This is the profiling result (https://pastebin.com/7MWyzkrS) for BFGS optimization using the code below (I had to time limit the function otherwise it wouldn’t finish)

Profile.init(n = 10^8)
Profile.clear()
@profile Optim.optimize(cost_function,l_b,u_b,p_bb, Fminbox(BFGS()),Optim.Options(time_limit=300.0))
Profile.print(format=:flat)

It’s hard to help without being able to run it, so I’ll just throw out some standard guesses.

BFGS requires gradients. What you’re not showing is how many iterations it takes. My guess is that it’s taking more than you thought because your tolerances on the gradient calculation are too high. Decrease the solver abstol and reltol for better gradients. Also, do BFGS(initial_stepnorm = 0.01) to not rely as much on the initial Hessian, or directly set the initial Hessian.

What can happen is that if you allow incorrect gradients, you can move to a bad part of parameter space where it’s more stiff and the solving is slow, and it could take awhile to get back to reasonable parameters (or might never do it). So you want to avoid that by ensuring accuracy on the derivatives, and also not allow the first few steps to have too large of an influence before an an accurate Hessian approximation is found.

2 Likes

I mean call your cost function (in this case cost_twostage) with two arguments. The one you synthesised using DiffEqParamEstim. If you call it with two arguments, it mutates the second argument to give the gradient. Which gives an idea of how long each individual gradient calculation is taking

If even the two stage method is resulting in long times, then the gradient might be numerically bad. So the optimisation algorithm gets confused/makes bad steps and takes ages to settle. Why are you setting mpg_autodiff = false? That reverts to a finite difference gradient, which can be really inaccurate in the type of problem you have.

------------

→ **EXERCISES TO COMPLETE**
(1) In the forum thread on BFGS optimization, what does setting mpg_autodiff = false revert to?
(2) Extend the forum thread on BFGS optimization, starting after its last sentence.
The material that comes after this thread is separate from it.

→ **STORED DATA**
------------

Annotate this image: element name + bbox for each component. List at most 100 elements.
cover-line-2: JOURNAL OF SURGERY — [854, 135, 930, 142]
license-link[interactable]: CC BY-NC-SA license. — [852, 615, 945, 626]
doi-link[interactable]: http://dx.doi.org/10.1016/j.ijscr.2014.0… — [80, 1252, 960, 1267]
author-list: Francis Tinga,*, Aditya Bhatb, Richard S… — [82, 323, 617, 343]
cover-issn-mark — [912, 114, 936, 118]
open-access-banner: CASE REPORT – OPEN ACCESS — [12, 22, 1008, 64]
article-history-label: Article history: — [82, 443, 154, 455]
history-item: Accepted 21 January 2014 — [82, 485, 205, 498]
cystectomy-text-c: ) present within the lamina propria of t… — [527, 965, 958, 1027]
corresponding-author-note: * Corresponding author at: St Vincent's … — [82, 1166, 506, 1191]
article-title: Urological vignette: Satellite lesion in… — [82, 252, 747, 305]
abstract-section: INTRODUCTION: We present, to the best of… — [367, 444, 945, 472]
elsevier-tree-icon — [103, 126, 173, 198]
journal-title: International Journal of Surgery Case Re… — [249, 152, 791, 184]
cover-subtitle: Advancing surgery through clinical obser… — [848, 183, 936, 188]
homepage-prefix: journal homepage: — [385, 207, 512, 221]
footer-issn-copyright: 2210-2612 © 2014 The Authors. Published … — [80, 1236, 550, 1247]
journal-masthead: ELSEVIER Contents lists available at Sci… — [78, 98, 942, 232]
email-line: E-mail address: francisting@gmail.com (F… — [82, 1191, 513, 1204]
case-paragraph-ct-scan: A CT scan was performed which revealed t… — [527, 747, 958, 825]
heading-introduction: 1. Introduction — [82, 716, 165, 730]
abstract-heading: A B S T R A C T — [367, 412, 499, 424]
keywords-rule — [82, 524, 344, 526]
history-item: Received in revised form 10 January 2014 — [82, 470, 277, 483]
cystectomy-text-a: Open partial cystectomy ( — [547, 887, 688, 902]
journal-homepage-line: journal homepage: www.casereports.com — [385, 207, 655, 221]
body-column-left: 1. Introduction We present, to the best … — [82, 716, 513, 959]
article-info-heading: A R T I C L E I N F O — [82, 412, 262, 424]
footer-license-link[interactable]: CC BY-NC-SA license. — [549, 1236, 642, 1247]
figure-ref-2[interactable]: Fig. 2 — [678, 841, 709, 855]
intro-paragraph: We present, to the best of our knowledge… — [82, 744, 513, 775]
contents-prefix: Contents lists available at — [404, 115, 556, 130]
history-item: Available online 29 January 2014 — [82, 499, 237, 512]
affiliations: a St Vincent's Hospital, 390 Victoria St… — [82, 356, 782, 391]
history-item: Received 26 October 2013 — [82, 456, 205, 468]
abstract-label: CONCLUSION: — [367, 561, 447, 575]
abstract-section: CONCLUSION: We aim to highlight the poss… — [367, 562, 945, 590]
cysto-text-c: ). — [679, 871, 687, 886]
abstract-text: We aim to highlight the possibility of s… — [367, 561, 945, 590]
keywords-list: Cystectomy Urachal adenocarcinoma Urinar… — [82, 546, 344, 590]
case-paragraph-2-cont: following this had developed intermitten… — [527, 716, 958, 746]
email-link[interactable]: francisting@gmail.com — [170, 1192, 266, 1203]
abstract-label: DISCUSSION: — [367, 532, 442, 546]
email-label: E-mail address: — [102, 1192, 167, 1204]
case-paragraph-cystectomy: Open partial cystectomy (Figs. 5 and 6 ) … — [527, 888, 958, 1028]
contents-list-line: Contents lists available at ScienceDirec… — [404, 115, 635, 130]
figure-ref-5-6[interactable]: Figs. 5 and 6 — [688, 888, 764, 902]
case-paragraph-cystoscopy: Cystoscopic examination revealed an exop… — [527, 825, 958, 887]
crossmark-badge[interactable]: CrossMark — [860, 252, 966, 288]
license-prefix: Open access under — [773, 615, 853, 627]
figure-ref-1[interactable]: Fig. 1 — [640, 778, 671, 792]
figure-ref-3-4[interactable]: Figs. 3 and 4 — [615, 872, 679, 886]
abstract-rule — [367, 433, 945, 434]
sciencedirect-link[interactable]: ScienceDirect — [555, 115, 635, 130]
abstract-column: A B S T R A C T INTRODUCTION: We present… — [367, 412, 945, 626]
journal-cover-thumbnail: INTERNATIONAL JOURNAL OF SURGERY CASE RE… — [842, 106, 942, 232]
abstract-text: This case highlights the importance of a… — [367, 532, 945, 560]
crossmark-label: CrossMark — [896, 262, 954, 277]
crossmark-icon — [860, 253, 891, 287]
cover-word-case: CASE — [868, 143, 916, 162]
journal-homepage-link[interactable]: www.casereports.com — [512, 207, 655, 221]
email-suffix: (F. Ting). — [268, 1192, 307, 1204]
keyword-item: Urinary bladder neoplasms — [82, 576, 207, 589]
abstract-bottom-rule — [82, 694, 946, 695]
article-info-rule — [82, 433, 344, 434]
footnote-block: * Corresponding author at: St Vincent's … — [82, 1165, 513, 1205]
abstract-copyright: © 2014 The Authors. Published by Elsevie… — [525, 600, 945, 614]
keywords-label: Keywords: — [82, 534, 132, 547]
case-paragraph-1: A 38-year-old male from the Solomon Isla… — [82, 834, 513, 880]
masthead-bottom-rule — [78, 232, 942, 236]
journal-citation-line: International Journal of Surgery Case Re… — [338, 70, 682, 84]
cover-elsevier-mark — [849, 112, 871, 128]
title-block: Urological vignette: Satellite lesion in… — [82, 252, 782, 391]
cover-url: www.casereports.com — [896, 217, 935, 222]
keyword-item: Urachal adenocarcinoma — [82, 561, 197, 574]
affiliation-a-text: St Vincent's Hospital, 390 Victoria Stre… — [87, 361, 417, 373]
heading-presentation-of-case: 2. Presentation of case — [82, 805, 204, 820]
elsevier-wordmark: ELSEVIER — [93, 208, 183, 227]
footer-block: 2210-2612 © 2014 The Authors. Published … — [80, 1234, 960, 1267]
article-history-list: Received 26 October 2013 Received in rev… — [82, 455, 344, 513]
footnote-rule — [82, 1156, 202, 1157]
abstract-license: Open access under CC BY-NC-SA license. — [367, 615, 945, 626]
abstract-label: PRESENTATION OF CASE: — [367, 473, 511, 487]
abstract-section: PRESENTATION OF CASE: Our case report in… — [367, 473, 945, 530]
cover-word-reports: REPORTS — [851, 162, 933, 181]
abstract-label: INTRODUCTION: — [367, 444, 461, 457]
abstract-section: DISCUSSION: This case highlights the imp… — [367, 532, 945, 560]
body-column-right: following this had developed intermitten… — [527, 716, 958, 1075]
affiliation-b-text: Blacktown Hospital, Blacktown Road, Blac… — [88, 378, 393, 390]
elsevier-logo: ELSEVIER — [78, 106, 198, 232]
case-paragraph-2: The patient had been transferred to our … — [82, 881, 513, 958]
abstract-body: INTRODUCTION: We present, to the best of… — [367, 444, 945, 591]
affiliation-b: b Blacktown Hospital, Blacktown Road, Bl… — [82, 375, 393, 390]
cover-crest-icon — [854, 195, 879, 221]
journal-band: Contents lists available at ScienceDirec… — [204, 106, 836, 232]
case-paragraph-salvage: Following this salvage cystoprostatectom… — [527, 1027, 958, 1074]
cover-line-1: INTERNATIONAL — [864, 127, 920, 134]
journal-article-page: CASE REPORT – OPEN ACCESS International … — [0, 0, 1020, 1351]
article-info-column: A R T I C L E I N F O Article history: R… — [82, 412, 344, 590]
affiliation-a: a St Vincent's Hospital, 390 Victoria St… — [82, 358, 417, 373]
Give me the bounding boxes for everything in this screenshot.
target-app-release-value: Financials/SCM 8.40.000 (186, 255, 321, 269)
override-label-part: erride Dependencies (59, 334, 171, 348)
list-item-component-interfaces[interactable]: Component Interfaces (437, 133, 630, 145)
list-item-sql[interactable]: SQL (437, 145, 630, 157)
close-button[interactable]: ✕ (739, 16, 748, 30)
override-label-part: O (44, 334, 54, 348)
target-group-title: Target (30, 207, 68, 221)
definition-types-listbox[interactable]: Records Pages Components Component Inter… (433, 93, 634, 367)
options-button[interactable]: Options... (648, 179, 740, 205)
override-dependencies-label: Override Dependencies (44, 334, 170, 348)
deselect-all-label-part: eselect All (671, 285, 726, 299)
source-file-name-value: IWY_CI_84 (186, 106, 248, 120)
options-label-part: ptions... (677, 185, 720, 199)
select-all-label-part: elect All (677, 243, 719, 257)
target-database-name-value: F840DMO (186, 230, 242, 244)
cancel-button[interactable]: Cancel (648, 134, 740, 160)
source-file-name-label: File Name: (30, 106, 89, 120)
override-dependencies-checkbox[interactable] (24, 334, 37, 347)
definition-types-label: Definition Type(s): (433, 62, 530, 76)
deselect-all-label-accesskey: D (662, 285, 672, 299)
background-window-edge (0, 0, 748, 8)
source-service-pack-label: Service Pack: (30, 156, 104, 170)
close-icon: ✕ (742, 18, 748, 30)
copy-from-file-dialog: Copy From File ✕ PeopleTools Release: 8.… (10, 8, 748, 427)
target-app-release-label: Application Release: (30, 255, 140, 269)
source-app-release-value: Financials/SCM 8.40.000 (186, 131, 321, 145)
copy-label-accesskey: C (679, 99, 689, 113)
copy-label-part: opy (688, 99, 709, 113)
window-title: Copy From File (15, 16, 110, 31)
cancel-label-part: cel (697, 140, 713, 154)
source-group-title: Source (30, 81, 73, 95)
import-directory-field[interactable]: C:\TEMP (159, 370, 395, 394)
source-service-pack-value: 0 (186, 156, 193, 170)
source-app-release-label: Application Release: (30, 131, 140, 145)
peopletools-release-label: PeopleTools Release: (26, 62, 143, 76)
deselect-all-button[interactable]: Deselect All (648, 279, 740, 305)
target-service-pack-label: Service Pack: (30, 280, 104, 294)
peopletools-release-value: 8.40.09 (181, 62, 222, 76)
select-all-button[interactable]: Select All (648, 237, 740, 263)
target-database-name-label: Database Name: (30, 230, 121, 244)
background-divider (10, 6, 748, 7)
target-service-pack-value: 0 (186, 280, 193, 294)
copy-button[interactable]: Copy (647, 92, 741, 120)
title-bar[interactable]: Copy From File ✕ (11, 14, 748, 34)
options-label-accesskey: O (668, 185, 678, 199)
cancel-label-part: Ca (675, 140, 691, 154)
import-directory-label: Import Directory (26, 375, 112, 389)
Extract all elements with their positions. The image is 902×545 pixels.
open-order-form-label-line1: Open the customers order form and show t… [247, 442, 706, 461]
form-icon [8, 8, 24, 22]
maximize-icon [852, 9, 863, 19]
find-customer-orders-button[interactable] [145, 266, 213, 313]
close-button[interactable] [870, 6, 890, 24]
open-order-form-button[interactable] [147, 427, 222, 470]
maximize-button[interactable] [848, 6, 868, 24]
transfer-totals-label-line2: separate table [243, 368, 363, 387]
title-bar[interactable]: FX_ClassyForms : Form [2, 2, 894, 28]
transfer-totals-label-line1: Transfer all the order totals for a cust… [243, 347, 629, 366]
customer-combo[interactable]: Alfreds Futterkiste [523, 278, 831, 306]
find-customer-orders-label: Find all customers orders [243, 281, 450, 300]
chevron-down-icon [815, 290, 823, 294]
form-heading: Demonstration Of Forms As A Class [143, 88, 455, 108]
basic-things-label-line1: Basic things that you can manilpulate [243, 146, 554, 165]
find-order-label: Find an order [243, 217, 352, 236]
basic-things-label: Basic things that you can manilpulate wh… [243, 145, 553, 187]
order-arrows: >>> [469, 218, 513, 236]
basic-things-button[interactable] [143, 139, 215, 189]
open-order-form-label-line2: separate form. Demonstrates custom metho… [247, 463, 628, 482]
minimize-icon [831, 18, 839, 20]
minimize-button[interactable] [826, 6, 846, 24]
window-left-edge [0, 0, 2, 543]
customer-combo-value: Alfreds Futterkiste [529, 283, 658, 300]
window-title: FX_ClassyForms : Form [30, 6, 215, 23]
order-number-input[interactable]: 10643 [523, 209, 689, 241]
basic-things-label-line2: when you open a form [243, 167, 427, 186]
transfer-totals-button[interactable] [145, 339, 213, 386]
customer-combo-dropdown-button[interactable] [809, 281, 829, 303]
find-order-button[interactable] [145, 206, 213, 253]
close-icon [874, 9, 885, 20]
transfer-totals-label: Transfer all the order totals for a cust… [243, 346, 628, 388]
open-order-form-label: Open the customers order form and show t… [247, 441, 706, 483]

------------

→ **RESULTS FOR THE EXERCISE**
(1) It reverts to a finite difference gradient.

(2)
Sorry I haven’t used the two stage method of the package before. I implemented my own (almost surely worse) version of it a while ago. It will always be really quick as you’re not differentiating through the ODE solution to get the gradient.

Also, haven’t mentioned it yet but almost surely if you need more control over the optimization you should be using DiffEqFlux.jl. We’re very soon going to be reforming the DifferentialEquations.jl documentation to help push people in that direction.

1 Like

A few suggestions:

  1. Make sure the gradient is correct. A lot of the times that I struggled with gradient-based optimisation algorithms, the gradient was wrong. So define the cost function and check that it differentiates correctly using any AD package and finite difference. There might be an AD bug, unlikely but not impossible.
  2. Try other algorithms except BFGS. If your cost function’s curvature is changing often, BFGS is likely a bad choice for an algorithm here because it tries to capture “global curvature information” in the approximate inverse Hessian which can be complete gibberish if your cost function’s curvature changes too often. GradientDescent and ConjugateGradient are 2 alternatives I would try.
  3. Benchmark your function and its gradient and check for type instabilities with Float64 inputs and ForwardDiff.Dual inputs. It’s possible that your function is type stable when run with 1 input type but not type stable when run with another input type.
  4. Consider using reverse-mode AD to define the gradient if it’s too slow. You can pass the gradient function explicitly to Optim.
  5. Loosen the tolerance as Chris suggests above and see how loose it’s allowed to be while still converging to a reasonable solution.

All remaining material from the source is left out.